— begin DOCUMENT EXTRACT —

I concur. I am seriously considering banning and spamming Protestants who attack Catholicism and Catholics who attack Protestantism. They are divisive, and we know how divisive individuals are supposed to be handled.

Blogger marco moltisanti June 18, 2017 1:16 PM  

It just occurred to me while reading this that the theory that the adoption of Christianity contributed to the fall of the "Roman Empire" is also bunk. If that were true, why did the intensely Christian eastern empire survive another thousand years?

Anonymous God Hates Cucks June 18, 2017 1:48 PM  

Matamoros wrote:Our Lady of Fatima in her visitations and miracle of the Sun clearly states that Russia must be consecrated by the Pope to her Immaculate Heart, and then Russia will be converted to the Catholic Church and the world will be at peace - not to Orthodoxy but to the Catholic Church.



"Let no man deceive you by any means: for that day shall not come, except there come a falling away first, and that man of sin be revealed, the son of perdition; Who opposeth and exalteth himself above all that is called God, or that is worshipped; so that he as God sitteth in the temple of God, shewing himself that he is God...Even him, whose coming is after the working of Satan with all power and signs and lying wonders..." - 2 Thessalonians 2

Blogger dienw June 18, 2017 2:08 PM  

Yes, it is a fact that Protestants are basically Jews. (Luther was basically a Jew.)

Horseshit. You damned fool; you lying Babylonian - that is descriptive, not rhetorical - do you even know who the Jews were and are? Sola Scritura,Sola Fide, Sola Gratia, Solo Christo, and Soli Deo gloria does not make you a Jew. Do you not understand the difference between the "tradition of the elders" and the bible? Judaism is Pharisism is against Chirst is anti-Cristian.

What you have stated is blasphemy.


Blogger Snidely Whiplash June 18, 2017 2:10 PM  

dienw wrote:What you have stated is blasphemy.
No, it's not blasphemy, unless you worship Luther or Protestantism.

It's idiocy, yes, but not blasphemy.

Blogger pyrrhus June 18, 2017 2:10 PM  

As someone said, "history is a set of lies agreed upon." But has anyone checked out Russian mathematician Fomenko's New Chronology, in which he contends that the historical timeline is drastically wrong, for reasons that are mathematical, and quite interesting?

Blogger ((( bob kek mando ))) - ( Give us this day our daily bait, that we may crush our enemies, see their weaksauce driven before us and hear the lamentations of their women, thank you Baby Jesus, Amen ) June 18, 2017 2:11 PM  

72. Duke Norfolk June 18, 2017 12:40 PM
As an agnostic I can tell you that much of what turns many people off is the internecine spats that are interminable.



frankly, i don't much care for it myself.

but when people sit there telling blatant lies about you, that does tend to get your dander up.

to Chesterton's assertion, he's going to have to provide extensive documentation that Prots have elevated OT / Talmud sources above NT text or used those to void NT text.

— end DOCUMENT EXTRACT —

In the comment thread, whose New Chronology does pyrrhus ask if anyone has checked out? The items aren't needed for this.

— begin STORED ROWS —

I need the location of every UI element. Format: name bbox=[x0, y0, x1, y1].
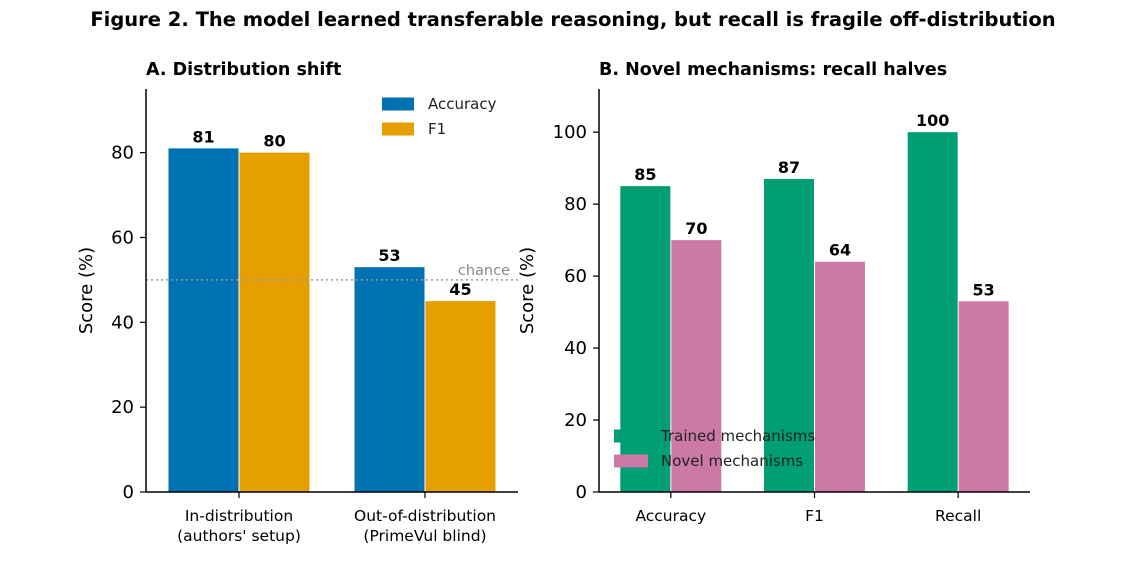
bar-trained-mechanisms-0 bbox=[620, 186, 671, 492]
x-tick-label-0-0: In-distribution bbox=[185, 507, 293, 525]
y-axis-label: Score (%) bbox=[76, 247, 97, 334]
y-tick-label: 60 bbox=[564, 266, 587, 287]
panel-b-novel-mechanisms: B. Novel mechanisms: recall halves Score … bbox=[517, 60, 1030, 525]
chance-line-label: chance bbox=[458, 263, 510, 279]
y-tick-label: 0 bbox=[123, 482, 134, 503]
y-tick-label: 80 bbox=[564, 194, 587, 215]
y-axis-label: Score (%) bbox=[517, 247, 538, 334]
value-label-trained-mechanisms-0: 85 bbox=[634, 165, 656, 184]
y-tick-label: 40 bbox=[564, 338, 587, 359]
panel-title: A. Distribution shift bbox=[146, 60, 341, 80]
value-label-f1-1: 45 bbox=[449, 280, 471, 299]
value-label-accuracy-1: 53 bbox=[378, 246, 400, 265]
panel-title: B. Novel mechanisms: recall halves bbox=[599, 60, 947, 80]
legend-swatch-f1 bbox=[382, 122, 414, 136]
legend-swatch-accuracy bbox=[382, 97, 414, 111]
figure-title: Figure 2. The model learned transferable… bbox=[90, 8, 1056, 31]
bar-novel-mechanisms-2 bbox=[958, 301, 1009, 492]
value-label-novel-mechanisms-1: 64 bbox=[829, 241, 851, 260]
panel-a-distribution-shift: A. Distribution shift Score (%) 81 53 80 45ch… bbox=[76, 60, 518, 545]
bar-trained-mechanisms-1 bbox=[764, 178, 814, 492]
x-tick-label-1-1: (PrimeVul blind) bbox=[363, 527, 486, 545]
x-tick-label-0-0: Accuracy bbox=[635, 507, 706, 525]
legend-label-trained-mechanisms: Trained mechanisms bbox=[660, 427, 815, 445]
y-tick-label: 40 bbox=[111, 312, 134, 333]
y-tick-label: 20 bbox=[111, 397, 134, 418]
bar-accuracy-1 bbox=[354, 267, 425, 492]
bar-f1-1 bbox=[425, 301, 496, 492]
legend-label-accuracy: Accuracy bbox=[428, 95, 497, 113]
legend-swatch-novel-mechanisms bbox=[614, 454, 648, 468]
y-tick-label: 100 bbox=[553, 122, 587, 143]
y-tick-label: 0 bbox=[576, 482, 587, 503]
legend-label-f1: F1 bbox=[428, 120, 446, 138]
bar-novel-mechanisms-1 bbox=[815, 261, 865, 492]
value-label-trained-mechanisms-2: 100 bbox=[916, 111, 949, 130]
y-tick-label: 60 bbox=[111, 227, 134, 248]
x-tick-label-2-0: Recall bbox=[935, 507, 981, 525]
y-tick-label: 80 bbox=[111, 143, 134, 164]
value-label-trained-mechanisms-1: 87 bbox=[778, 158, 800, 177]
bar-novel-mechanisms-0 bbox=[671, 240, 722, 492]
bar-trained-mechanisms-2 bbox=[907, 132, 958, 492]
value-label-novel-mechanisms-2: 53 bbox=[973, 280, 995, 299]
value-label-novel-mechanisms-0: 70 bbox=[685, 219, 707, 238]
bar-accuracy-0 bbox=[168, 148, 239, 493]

— end STORED ROWS —

- **REPLY TO THE EXERCISE**
Russian mathematician Fomenko's.